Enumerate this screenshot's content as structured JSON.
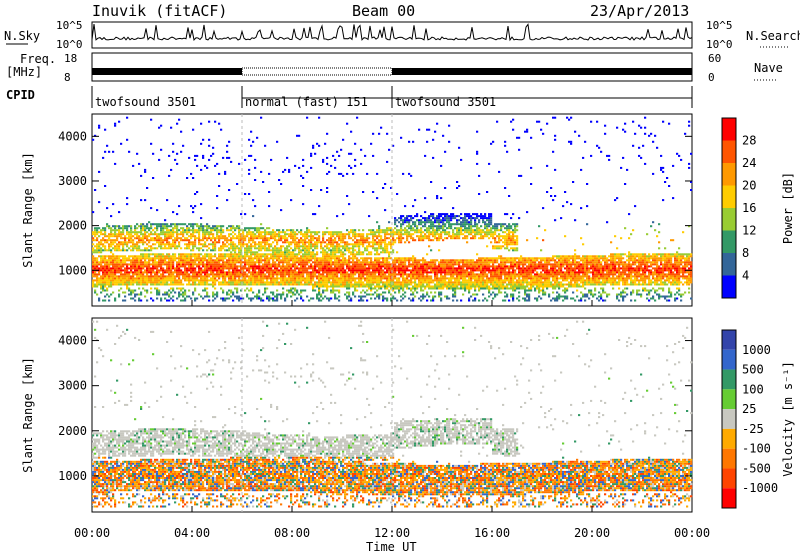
{
  "header": {
    "station": "Inuvik (fitACF)",
    "beam": "Beam 00",
    "date": "23/Apr/2013"
  },
  "top_labels": {
    "nsky": "N.Sky",
    "nsky_top": "10^5",
    "nsky_bot": "10^0",
    "nsearch": "N.Search",
    "nsearch_top": "10^5",
    "nsearch_bot": "10^0",
    "freq": "Freq.",
    "freq_unit": "[MHz]",
    "freq_top": "18",
    "freq_bot": "8",
    "nave": "Nave",
    "nave_top": "60",
    "nave_bot": "0",
    "cpid": "CPID"
  },
  "cpid_segments": [
    {
      "label": "twofsound 3501",
      "start": 0,
      "end": 6
    },
    {
      "label": "normal (fast) 151",
      "start": 6,
      "end": 12
    },
    {
      "label": "twofsound 3501",
      "start": 12,
      "end": 24
    }
  ],
  "chart_data": [
    {
      "type": "heatmap",
      "panel": "power",
      "ylabel": "Slant Range [km]",
      "yticks": [
        "1000",
        "2000",
        "3000",
        "4000"
      ],
      "ylim": [
        200,
        4500
      ],
      "xlim": [
        0,
        24
      ],
      "colorbar_label": "Power [dB]",
      "colorbar_ticks": [
        "28",
        "24",
        "20",
        "16",
        "12",
        "8",
        "4"
      ],
      "colors": [
        "#ff0000",
        "#ff5500",
        "#ff9900",
        "#ffcc00",
        "#99cc33",
        "#339966",
        "#336699",
        "#0000ff"
      ]
    },
    {
      "type": "heatmap",
      "panel": "velocity",
      "ylabel": "Slant Range [km]",
      "yticks": [
        "1000",
        "2000",
        "3000",
        "4000"
      ],
      "ylim": [
        200,
        4500
      ],
      "xlim": [
        0,
        24
      ],
      "xlabel": "Time UT",
      "xticks": [
        "00:00",
        "04:00",
        "08:00",
        "12:00",
        "16:00",
        "20:00",
        "00:00"
      ],
      "colorbar_label": "Velocity [m s⁻¹]",
      "colorbar_ticks": [
        "1000",
        "500",
        "100",
        "25",
        "-25",
        "-100",
        "-500",
        "-1000"
      ],
      "colors": [
        "#3344aa",
        "#3366cc",
        "#339966",
        "#66cc33",
        "#c8c8c0",
        "#ffaa00",
        "#ff7700",
        "#ff4400",
        "#ff0000"
      ]
    }
  ]
}
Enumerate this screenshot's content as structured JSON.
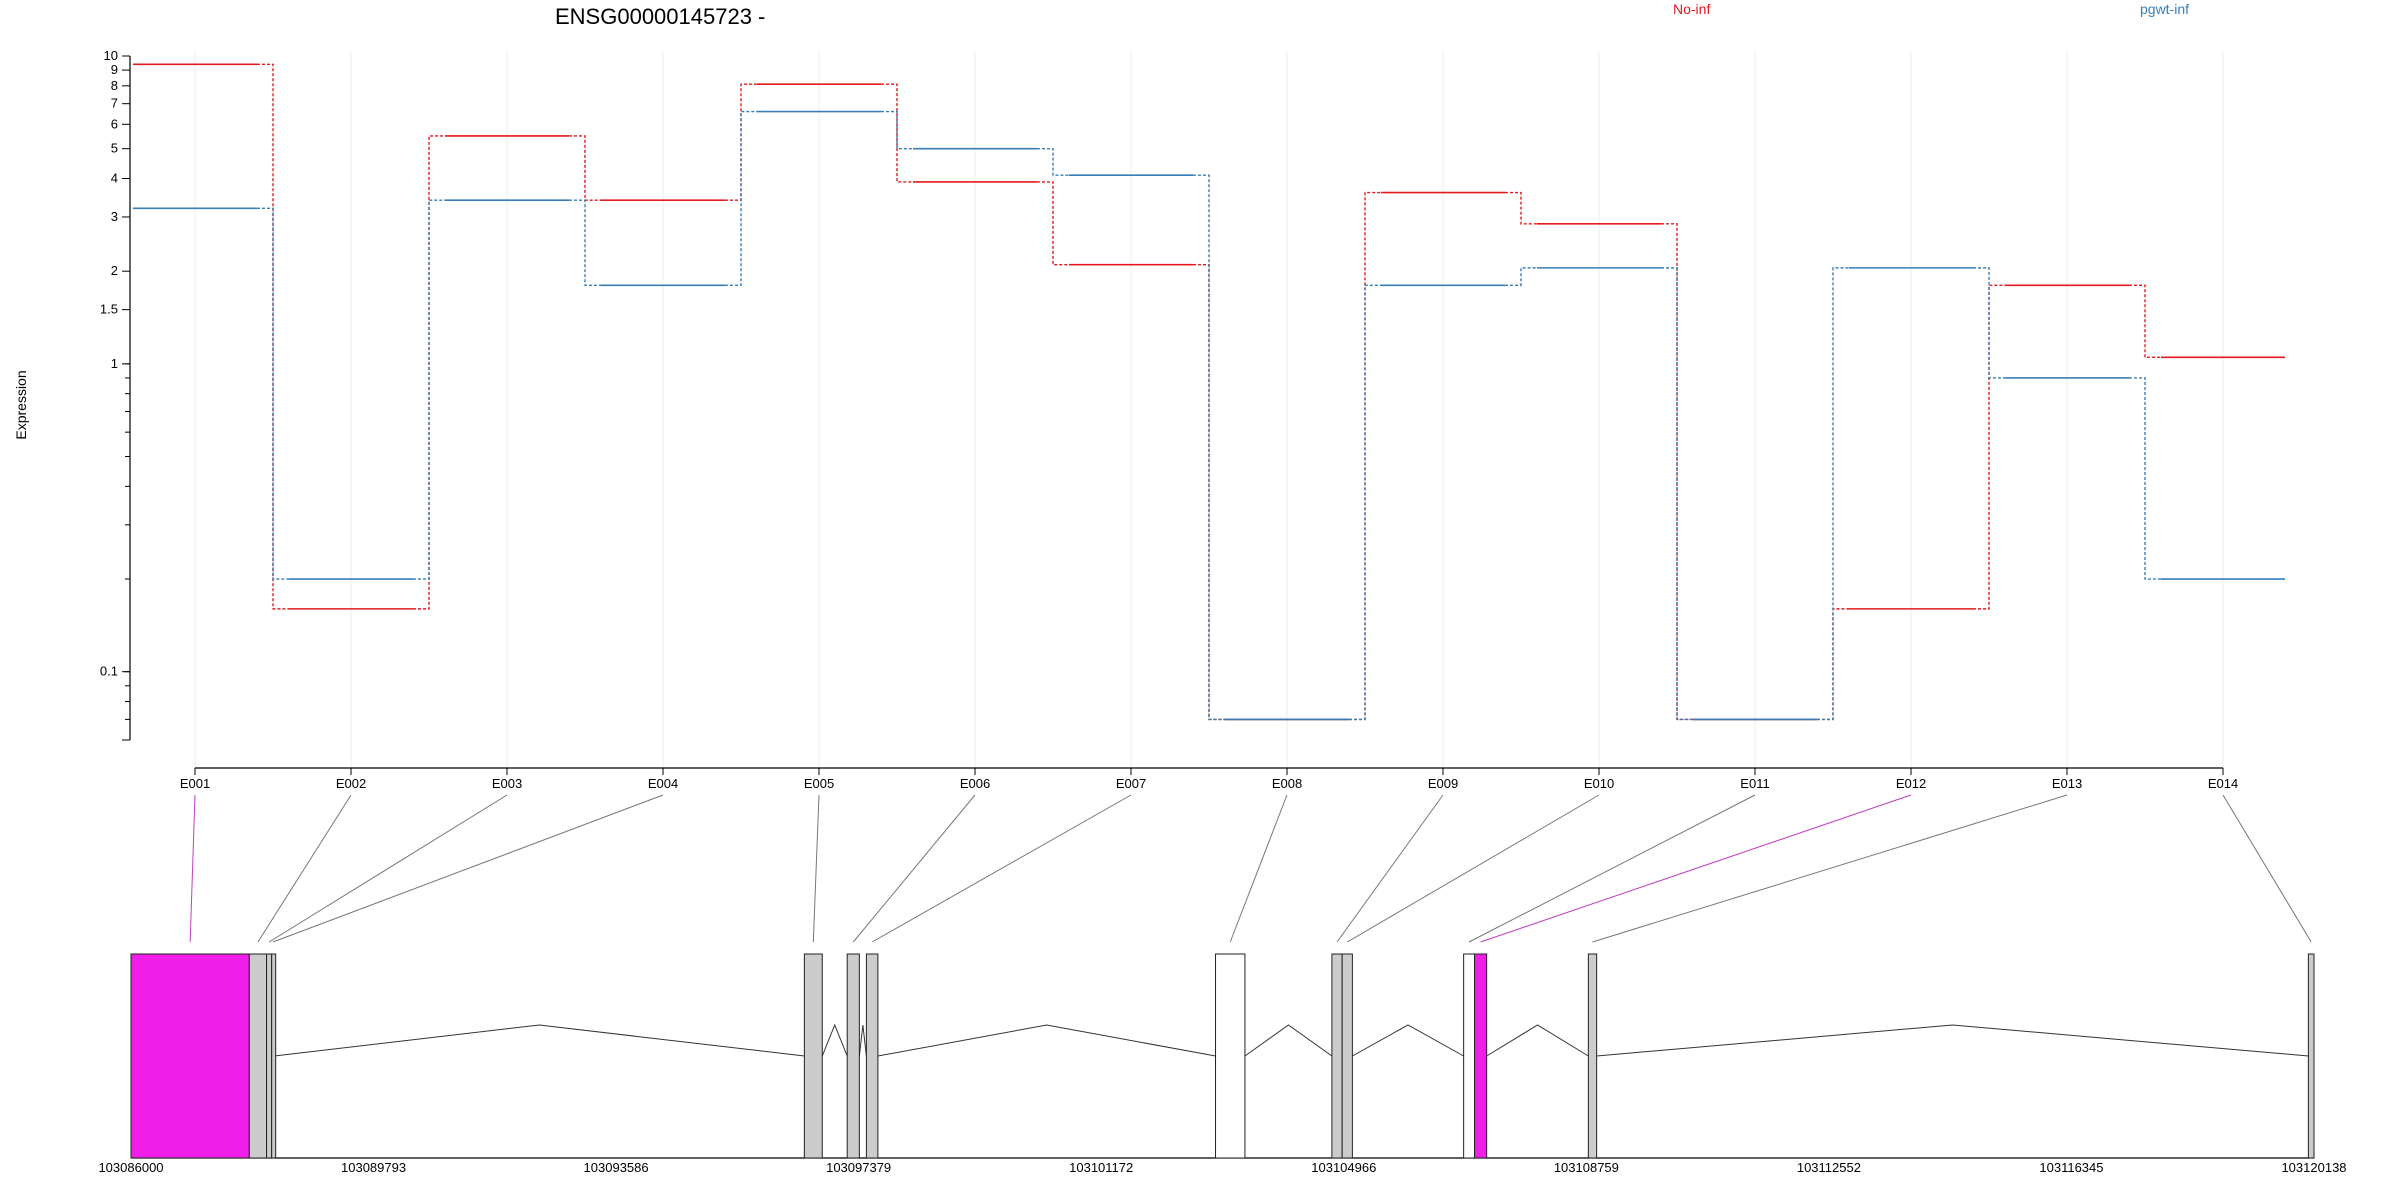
{
  "chart_data": {
    "type": "line",
    "title": "ENSG00000145723 -",
    "ylabel": "Expression",
    "y_scale": "log",
    "ylim": [
      0.06,
      10
    ],
    "grid": "vertical",
    "legend_placement": "top",
    "y_ticks": [
      "10",
      "9",
      "8",
      "7",
      "6",
      "5",
      "4",
      "3",
      "2",
      "1.5",
      "1",
      "0.1"
    ],
    "categories": [
      "E001",
      "E002",
      "E003",
      "E004",
      "E005",
      "E006",
      "E007",
      "E008",
      "E009",
      "E010",
      "E011",
      "E012",
      "E013",
      "E014"
    ],
    "series": [
      {
        "name": "No-inf",
        "color": "#e41a1c",
        "values": [
          9.4,
          0.16,
          5.5,
          3.4,
          8.1,
          3.9,
          2.1,
          0.07,
          3.6,
          2.85,
          0.07,
          0.16,
          1.8,
          1.05
        ]
      },
      {
        "name": "pgwt-inf",
        "color": "#377eb8",
        "values": [
          3.2,
          0.2,
          3.4,
          1.8,
          6.6,
          5.0,
          4.1,
          0.07,
          1.8,
          2.05,
          0.07,
          2.05,
          0.9,
          0.2
        ]
      }
    ],
    "gene_model": {
      "positions": [
        "103086000",
        "103089793",
        "103093586",
        "103097379",
        "103101172",
        "103104966",
        "103108759",
        "103112552",
        "103116345",
        "103120138"
      ],
      "range": [
        103086000,
        103120138
      ],
      "highlight_color": "#f01ee8",
      "exon_color": "#cccccc",
      "exons": [
        {
          "start": 103086000,
          "end": 103087850,
          "fill": "highlight",
          "label": "E001"
        },
        {
          "start": 103087850,
          "end": 103088120,
          "fill": "grey",
          "label": "E002"
        },
        {
          "start": 103088120,
          "end": 103088200,
          "fill": "grey",
          "label": "E003"
        },
        {
          "start": 103088200,
          "end": 103088240,
          "fill": "grey",
          "label": "E004"
        },
        {
          "start": 103096530,
          "end": 103096810,
          "fill": "grey",
          "label": "E005"
        },
        {
          "start": 103097200,
          "end": 103097390,
          "fill": "grey",
          "label": "E006"
        },
        {
          "start": 103097500,
          "end": 103097680,
          "fill": "grey",
          "label": "E007"
        },
        {
          "start": 103102960,
          "end": 103103420,
          "fill": "white",
          "label": "E008"
        },
        {
          "start": 103104780,
          "end": 103104940,
          "fill": "grey",
          "label": "E009"
        },
        {
          "start": 103104940,
          "end": 103105100,
          "fill": "grey",
          "label": "E010"
        },
        {
          "start": 103106840,
          "end": 103107010,
          "fill": "white",
          "label": "E011"
        },
        {
          "start": 103107010,
          "end": 103107200,
          "fill": "highlight",
          "label": "E012"
        },
        {
          "start": 103108790,
          "end": 103108920,
          "fill": "grey",
          "label": "E013"
        },
        {
          "start": 103120050,
          "end": 103120138,
          "fill": "grey",
          "label": "E014"
        }
      ]
    }
  }
}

■ ■ ■ ■ ■ ■ ■

**Exercise prompt**
Copy each line of the records precisely and drop any images they hold.

**Solution to this task**
Enumerate this screenshot's content as structured JSON.
{
  "header": {
    "station": "Inuvik (fitACF)",
    "beam": "Beam 00",
    "date": "23/Apr/2013"
  },
  "top_labels": {
    "nsky": "N.Sky",
    "nsky_top": "10^5",
    "nsky_bot": "10^0",
    "nsearch": "N.Search",
    "nsearch_top": "10^5",
    "nsearch_bot": "10^0",
    "freq": "Freq.",
    "freq_unit": "[MHz]",
    "freq_top": "18",
    "freq_bot": "8",
    "nave": "Nave",
    "nave_top": "60",
    "nave_bot": "0",
    "cpid": "CPID"
  },
  "cpid_segments": [
    {
      "label": "twofsound 3501",
      "start": 0,
      "end": 6
    },
    {
      "label": "normal (fast) 151",
      "start": 6,
      "end": 12
    },
    {
      "label": "twofsound 3501",
      "start": 12,
      "end": 24
    }
  ],
  "chart_data": [
    {
      "type": "heatmap",
      "panel": "power",
      "ylabel": "Slant Range [km]",
      "yticks": [
        "1000",
        "2000",
        "3000",
        "4000"
      ],
      "ylim": [
        200,
        4500
      ],
      "xlim": [
        0,
        24
      ],
      "colorbar_label": "Power [dB]",
      "colorbar_ticks": [
        "28",
        "24",
        "20",
        "16",
        "12",
        "8",
        "4"
      ],
      "colors": [
        "#ff0000",
        "#ff5500",
        "#ff9900",
        "#ffcc00",
        "#99cc33",
        "#339966",
        "#336699",
        "#0000ff"
      ]
    },
    {
      "type": "heatmap",
      "panel": "velocity",
      "ylabel": "Slant Range [km]",
      "yticks": [
        "1000",
        "2000",
        "3000",
        "4000"
      ],
      "ylim": [
        200,
        4500
      ],
      "xlim": [
        0,
        24
      ],
      "xlabel": "Time UT",
      "xticks": [
        "00:00",
        "04:00",
        "08:00",
        "12:00",
        "16:00",
        "20:00",
        "00:00"
      ],
      "colorbar_label": "Velocity [m s⁻¹]",
      "colorbar_ticks": [
        "1000",
        "500",
        "100",
        "25",
        "-25",
        "-100",
        "-500",
        "-1000"
      ],
      "colors": [
        "#3344aa",
        "#3366cc",
        "#339966",
        "#66cc33",
        "#c8c8c0",
        "#ffaa00",
        "#ff7700",
        "#ff4400",
        "#ff0000"
      ]
    }
  ]
}
Enumerate this screenshot's content as structured JSON.
{
  "chart_data": {
    "type": "line",
    "title": "ENSG00000145723 -",
    "ylabel": "Expression",
    "y_scale": "log",
    "ylim": [
      0.06,
      10
    ],
    "grid": "vertical",
    "legend_placement": "top",
    "y_ticks": [
      "10",
      "9",
      "8",
      "7",
      "6",
      "5",
      "4",
      "3",
      "2",
      "1.5",
      "1",
      "0.1"
    ],
    "categories": [
      "E001",
      "E002",
      "E003",
      "E004",
      "E005",
      "E006",
      "E007",
      "E008",
      "E009",
      "E010",
      "E011",
      "E012",
      "E013",
      "E014"
    ],
    "series": [
      {
        "name": "No-inf",
        "color": "#e41a1c",
        "values": [
          9.4,
          0.16,
          5.5,
          3.4,
          8.1,
          3.9,
          2.1,
          0.07,
          3.6,
          2.85,
          0.07,
          0.16,
          1.8,
          1.05
        ]
      },
      {
        "name": "pgwt-inf",
        "color": "#377eb8",
        "values": [
          3.2,
          0.2,
          3.4,
          1.8,
          6.6,
          5.0,
          4.1,
          0.07,
          1.8,
          2.05,
          0.07,
          2.05,
          0.9,
          0.2
        ]
      }
    ],
    "gene_model": {
      "positions": [
        "103086000",
        "103089793",
        "103093586",
        "103097379",
        "103101172",
        "103104966",
        "103108759",
        "103112552",
        "103116345",
        "103120138"
      ],
      "range": [
        103086000,
        103120138
      ],
      "highlight_color": "#f01ee8",
      "exon_color": "#cccccc",
      "exons": [
        {
          "start": 103086000,
          "end": 103087850,
          "fill": "highlight",
          "label": "E001"
        },
        {
          "start": 103087850,
          "end": 103088120,
          "fill": "grey",
          "label": "E002"
        },
        {
          "start": 103088120,
          "end": 103088200,
          "fill": "grey",
          "label": "E003"
        },
        {
          "start": 103088200,
          "end": 103088240,
          "fill": "grey",
          "label": "E004"
        },
        {
          "start": 103096530,
          "end": 103096810,
          "fill": "grey",
          "label": "E005"
        },
        {
          "start": 103097200,
          "end": 103097390,
          "fill": "grey",
          "label": "E006"
        },
        {
          "start": 103097500,
          "end": 103097680,
          "fill": "grey",
          "label": "E007"
        },
        {
          "start": 103102960,
          "end": 103103420,
          "fill": "white",
          "label": "E008"
        },
        {
          "start": 103104780,
          "end": 103104940,
          "fill": "grey",
          "label": "E009"
        },
        {
          "start": 103104940,
          "end": 103105100,
          "fill": "grey",
          "label": "E010"
        },
        {
          "start": 103106840,
          "end": 103107010,
          "fill": "white",
          "label": "E011"
        },
        {
          "start": 103107010,
          "end": 103107200,
          "fill": "highlight",
          "label": "E012"
        },
        {
          "start": 103108790,
          "end": 103108920,
          "fill": "grey",
          "label": "E013"
        },
        {
          "start": 103120050,
          "end": 103120138,
          "fill": "grey",
          "label": "E014"
        }
      ]
    }
  }
}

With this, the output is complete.